## Instructions for the task
Do not include the pictures; repeat the rest of the data exactly.

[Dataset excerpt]

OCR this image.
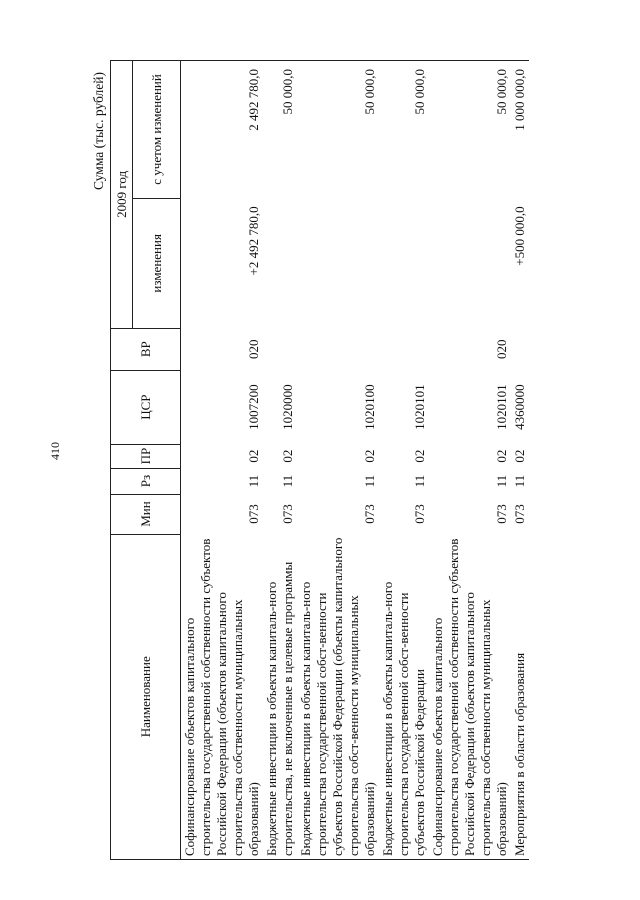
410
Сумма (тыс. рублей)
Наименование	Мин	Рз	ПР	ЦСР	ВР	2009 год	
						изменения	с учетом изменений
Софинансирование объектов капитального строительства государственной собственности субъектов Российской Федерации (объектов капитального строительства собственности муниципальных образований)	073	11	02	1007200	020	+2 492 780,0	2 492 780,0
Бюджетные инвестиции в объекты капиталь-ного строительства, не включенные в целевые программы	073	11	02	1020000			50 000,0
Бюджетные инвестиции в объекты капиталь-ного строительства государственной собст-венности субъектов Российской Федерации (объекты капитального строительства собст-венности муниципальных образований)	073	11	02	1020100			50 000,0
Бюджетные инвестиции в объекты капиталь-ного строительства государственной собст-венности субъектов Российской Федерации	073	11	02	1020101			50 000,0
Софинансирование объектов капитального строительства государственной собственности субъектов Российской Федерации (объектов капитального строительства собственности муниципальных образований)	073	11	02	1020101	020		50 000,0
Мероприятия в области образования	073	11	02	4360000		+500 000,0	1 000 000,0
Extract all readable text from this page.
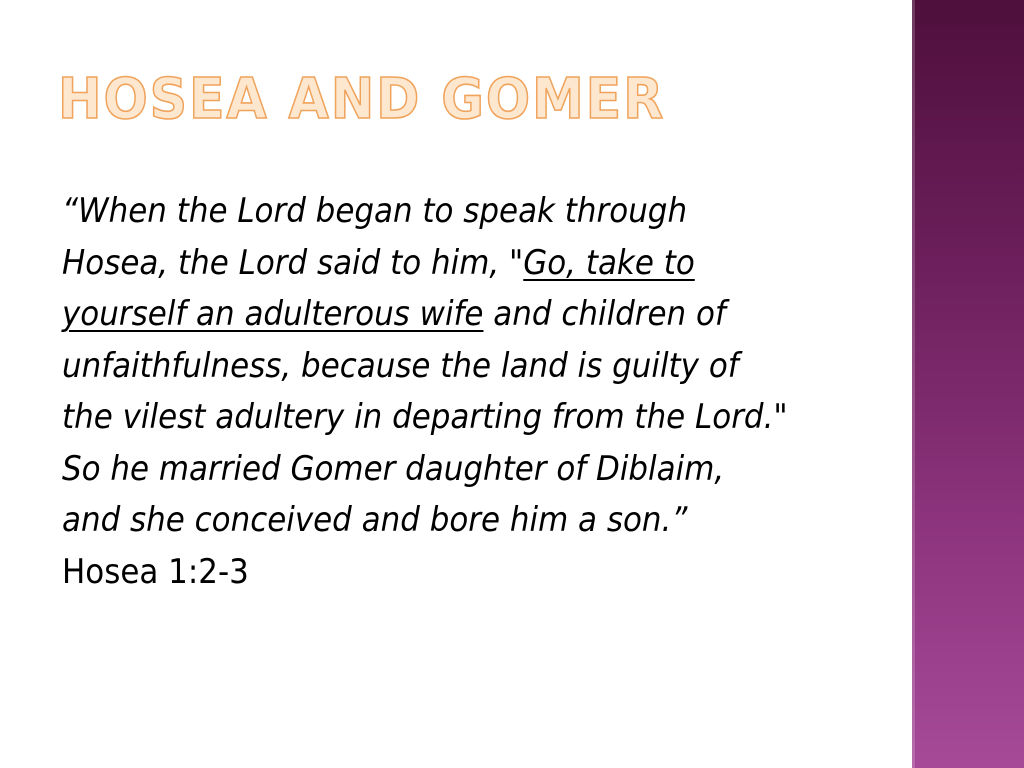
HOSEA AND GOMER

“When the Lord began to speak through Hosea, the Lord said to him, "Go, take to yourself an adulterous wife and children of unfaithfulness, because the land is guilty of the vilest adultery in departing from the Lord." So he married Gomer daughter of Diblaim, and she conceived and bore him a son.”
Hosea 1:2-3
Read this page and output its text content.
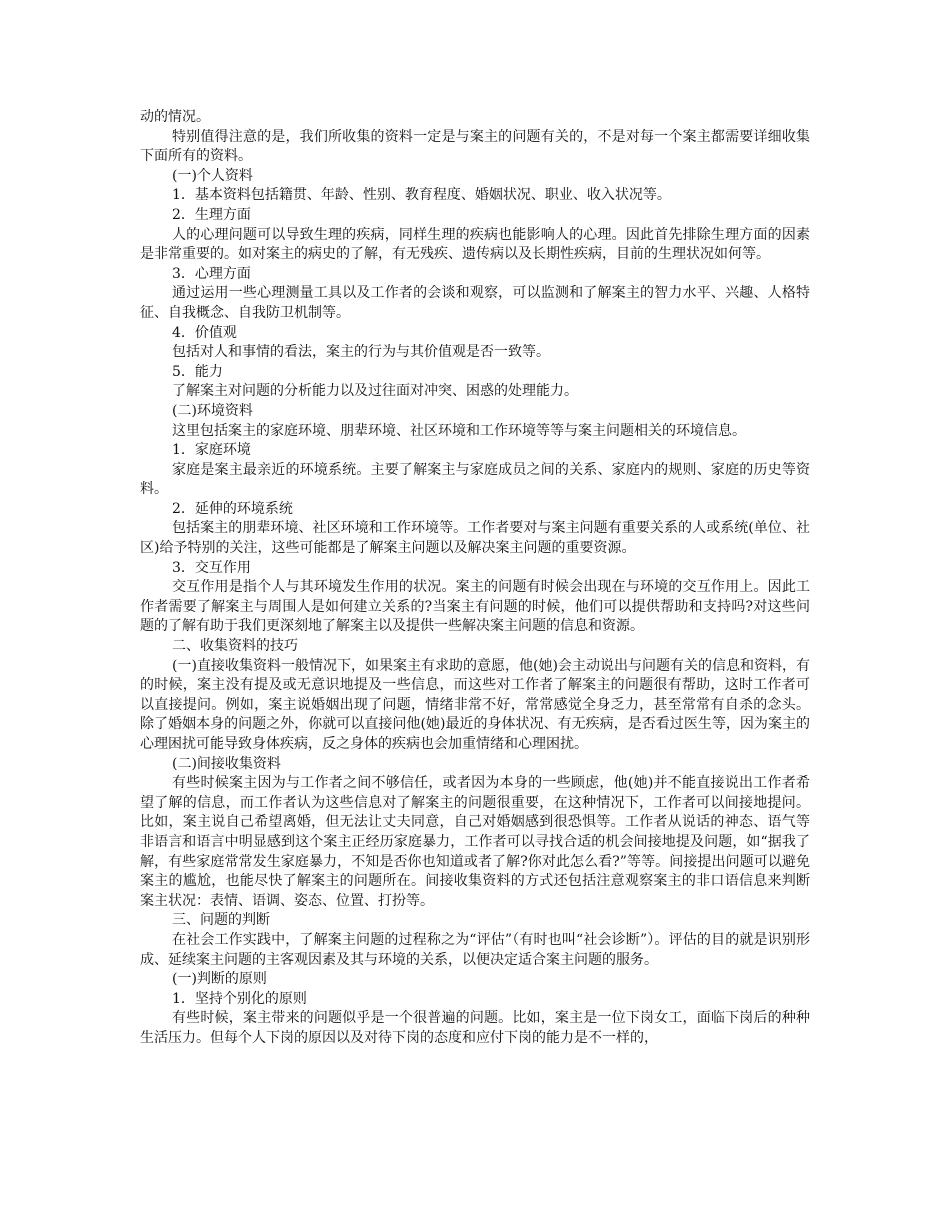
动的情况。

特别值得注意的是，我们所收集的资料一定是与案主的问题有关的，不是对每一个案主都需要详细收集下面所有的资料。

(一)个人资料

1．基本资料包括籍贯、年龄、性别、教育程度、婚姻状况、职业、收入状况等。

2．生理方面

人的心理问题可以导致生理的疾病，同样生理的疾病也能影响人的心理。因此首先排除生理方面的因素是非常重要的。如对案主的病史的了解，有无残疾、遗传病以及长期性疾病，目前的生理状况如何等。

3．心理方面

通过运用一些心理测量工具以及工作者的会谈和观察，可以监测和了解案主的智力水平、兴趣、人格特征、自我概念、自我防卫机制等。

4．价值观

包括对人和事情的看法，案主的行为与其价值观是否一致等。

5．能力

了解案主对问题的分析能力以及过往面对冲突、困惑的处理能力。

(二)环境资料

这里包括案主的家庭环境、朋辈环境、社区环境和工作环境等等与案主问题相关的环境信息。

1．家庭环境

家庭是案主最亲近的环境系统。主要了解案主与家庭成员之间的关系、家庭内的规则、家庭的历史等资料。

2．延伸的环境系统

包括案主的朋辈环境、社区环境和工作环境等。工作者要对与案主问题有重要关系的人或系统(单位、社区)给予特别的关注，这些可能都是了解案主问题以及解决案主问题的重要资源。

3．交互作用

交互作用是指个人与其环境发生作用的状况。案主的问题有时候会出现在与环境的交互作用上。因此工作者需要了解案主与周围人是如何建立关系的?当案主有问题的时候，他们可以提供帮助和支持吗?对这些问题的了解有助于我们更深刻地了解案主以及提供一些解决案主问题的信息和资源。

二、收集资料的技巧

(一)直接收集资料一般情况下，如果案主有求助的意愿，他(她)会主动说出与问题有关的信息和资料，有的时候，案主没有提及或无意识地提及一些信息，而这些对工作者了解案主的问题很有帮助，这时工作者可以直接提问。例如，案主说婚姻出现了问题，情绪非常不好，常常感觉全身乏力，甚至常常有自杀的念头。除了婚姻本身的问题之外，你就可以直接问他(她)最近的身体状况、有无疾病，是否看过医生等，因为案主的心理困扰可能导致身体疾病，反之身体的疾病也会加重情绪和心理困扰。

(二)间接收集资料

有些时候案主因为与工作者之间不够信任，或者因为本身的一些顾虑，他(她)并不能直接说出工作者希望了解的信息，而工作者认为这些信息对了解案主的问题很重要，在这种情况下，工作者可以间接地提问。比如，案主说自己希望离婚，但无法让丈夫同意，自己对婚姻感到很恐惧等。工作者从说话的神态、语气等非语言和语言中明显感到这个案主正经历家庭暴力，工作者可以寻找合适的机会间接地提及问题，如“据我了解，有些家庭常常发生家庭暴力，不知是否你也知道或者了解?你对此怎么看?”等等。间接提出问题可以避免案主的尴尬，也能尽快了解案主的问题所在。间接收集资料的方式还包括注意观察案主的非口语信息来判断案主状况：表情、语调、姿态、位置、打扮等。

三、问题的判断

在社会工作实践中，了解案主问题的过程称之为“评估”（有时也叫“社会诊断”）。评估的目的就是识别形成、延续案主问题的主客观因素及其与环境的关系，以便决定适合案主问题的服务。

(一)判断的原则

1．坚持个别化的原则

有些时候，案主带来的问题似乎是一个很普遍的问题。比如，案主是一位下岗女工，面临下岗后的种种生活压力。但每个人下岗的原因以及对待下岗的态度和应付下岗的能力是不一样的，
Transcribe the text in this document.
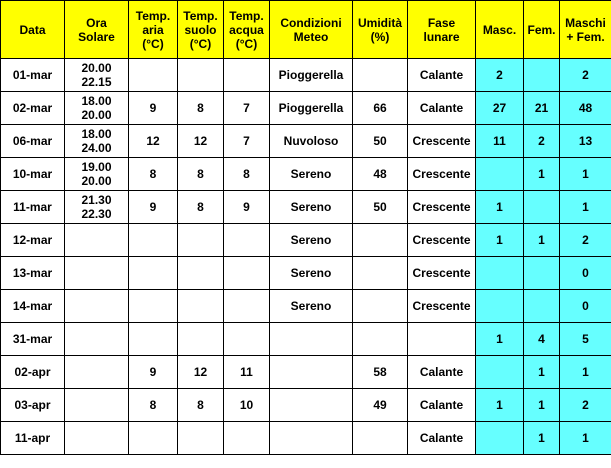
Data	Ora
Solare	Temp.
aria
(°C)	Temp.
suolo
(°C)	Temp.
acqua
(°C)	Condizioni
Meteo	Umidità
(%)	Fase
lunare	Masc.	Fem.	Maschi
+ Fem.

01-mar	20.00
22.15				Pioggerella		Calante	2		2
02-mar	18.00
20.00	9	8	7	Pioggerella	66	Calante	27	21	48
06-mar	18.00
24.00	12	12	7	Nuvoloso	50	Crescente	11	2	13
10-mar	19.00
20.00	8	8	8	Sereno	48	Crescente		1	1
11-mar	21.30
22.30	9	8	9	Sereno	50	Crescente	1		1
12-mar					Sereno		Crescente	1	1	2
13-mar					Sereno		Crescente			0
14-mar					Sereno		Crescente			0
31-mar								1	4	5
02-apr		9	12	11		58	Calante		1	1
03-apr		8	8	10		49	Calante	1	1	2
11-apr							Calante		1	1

## Right answer
OCR this image.
410
Сумма (тыс. рублей)
Наименование	Мин	Рз	ПР	ЦСР	ВР	2009 год	
						изменения	с учетом изменений
Софинансирование объектов капитального строительства государственной собственности субъектов Российской Федерации (объектов капитального строительства собственности муниципальных образований)	073	11	02	1007200	020	+2 492 780,0	2 492 780,0
Бюджетные инвестиции в объекты капиталь-ного строительства, не включенные в целевые программы	073	11	02	1020000			50 000,0
Бюджетные инвестиции в объекты капиталь-ного строительства государственной собст-венности субъектов Российской Федерации (объекты капитального строительства собст-венности муниципальных образований)	073	11	02	1020100			50 000,0
Бюджетные инвестиции в объекты капиталь-ного строительства государственной собст-венности субъектов Российской Федерации	073	11	02	1020101			50 000,0
Софинансирование объектов капитального строительства государственной собственности субъектов Российской Федерации (объектов капитального строительства собственности муниципальных образований)	073	11	02	1020101	020		50 000,0
Мероприятия в области образования	073	11	02	4360000		+500 000,0	1 000 000,0
Extract all readable text from this page.
HOSEA AND GOMER

“When the Lord began to speak through Hosea, the Lord said to him, "Go, take to yourself an adulterous wife and children of unfaithfulness, because the land is guilty of the vilest adultery in departing from the Lord." So he married Gomer daughter of Diblaim, and she conceived and bore him a son.”
Hosea 1:2-3
Read this page and output its text content.
动的情况。

特别值得注意的是，我们所收集的资料一定是与案主的问题有关的，不是对每一个案主都需要详细收集下面所有的资料。

(一)个人资料

1．基本资料包括籍贯、年龄、性别、教育程度、婚姻状况、职业、收入状况等。

2．生理方面

人的心理问题可以导致生理的疾病，同样生理的疾病也能影响人的心理。因此首先排除生理方面的因素是非常重要的。如对案主的病史的了解，有无残疾、遗传病以及长期性疾病，目前的生理状况如何等。

3．心理方面

通过运用一些心理测量工具以及工作者的会谈和观察，可以监测和了解案主的智力水平、兴趣、人格特征、自我概念、自我防卫机制等。

4．价值观

包括对人和事情的看法，案主的行为与其价值观是否一致等。

5．能力

了解案主对问题的分析能力以及过往面对冲突、困惑的处理能力。

(二)环境资料

这里包括案主的家庭环境、朋辈环境、社区环境和工作环境等等与案主问题相关的环境信息。

1．家庭环境

家庭是案主最亲近的环境系统。主要了解案主与家庭成员之间的关系、家庭内的规则、家庭的历史等资料。

2．延伸的环境系统

包括案主的朋辈环境、社区环境和工作环境等。工作者要对与案主问题有重要关系的人或系统(单位、社区)给予特别的关注，这些可能都是了解案主问题以及解决案主问题的重要资源。

3．交互作用

交互作用是指个人与其环境发生作用的状况。案主的问题有时候会出现在与环境的交互作用上。因此工作者需要了解案主与周围人是如何建立关系的?当案主有问题的时候，他们可以提供帮助和支持吗?对这些问题的了解有助于我们更深刻地了解案主以及提供一些解决案主问题的信息和资源。

二、收集资料的技巧

(一)直接收集资料一般情况下，如果案主有求助的意愿，他(她)会主动说出与问题有关的信息和资料，有的时候，案主没有提及或无意识地提及一些信息，而这些对工作者了解案主的问题很有帮助，这时工作者可以直接提问。例如，案主说婚姻出现了问题，情绪非常不好，常常感觉全身乏力，甚至常常有自杀的念头。除了婚姻本身的问题之外，你就可以直接问他(她)最近的身体状况、有无疾病，是否看过医生等，因为案主的心理困扰可能导致身体疾病，反之身体的疾病也会加重情绪和心理困扰。

(二)间接收集资料

有些时候案主因为与工作者之间不够信任，或者因为本身的一些顾虑，他(她)并不能直接说出工作者希望了解的信息，而工作者认为这些信息对了解案主的问题很重要，在这种情况下，工作者可以间接地提问。比如，案主说自己希望离婚，但无法让丈夫同意，自己对婚姻感到很恐惧等。工作者从说话的神态、语气等非语言和语言中明显感到这个案主正经历家庭暴力，工作者可以寻找合适的机会间接地提及问题，如“据我了解，有些家庭常常发生家庭暴力，不知是否你也知道或者了解?你对此怎么看?”等等。间接提出问题可以避免案主的尴尬，也能尽快了解案主的问题所在。间接收集资料的方式还包括注意观察案主的非口语信息来判断案主状况：表情、语调、姿态、位置、打扮等。

三、问题的判断

在社会工作实践中，了解案主问题的过程称之为“评估”（有时也叫“社会诊断”）。评估的目的就是识别形成、延续案主问题的主客观因素及其与环境的关系，以便决定适合案主问题的服务。

(一)判断的原则

1．坚持个别化的原则

有些时候，案主带来的问题似乎是一个很普遍的问题。比如，案主是一位下岗女工，面临下岗后的种种生活压力。但每个人下岗的原因以及对待下岗的态度和应付下岗的能力是不一样的，
Transcribe the text in this document.
Data	Ora
Solare	Temp.
aria
(°C)	Temp.
suolo
(°C)	Temp.
acqua
(°C)	Condizioni
Meteo	Umidità
(%)	Fase
lunare	Masc.	Fem.	Maschi
+ Fem.

01-mar	20.00
22.15				Pioggerella		Calante	2		2
02-mar	18.00
20.00	9	8	7	Pioggerella	66	Calante	27	21	48
06-mar	18.00
24.00	12	12	7	Nuvoloso	50	Crescente	11	2	13
10-mar	19.00
20.00	8	8	8	Sereno	48	Crescente		1	1
11-mar	21.30
22.30	9	8	9	Sereno	50	Crescente	1		1
12-mar					Sereno		Crescente	1	1	2
13-mar					Sereno		Crescente			0
14-mar					Sereno		Crescente			0
31-mar								1	4	5
02-apr		9	12	11		58	Calante		1	1
03-apr		8	8	10		49	Calante	1	1	2
11-apr							Calante		1	1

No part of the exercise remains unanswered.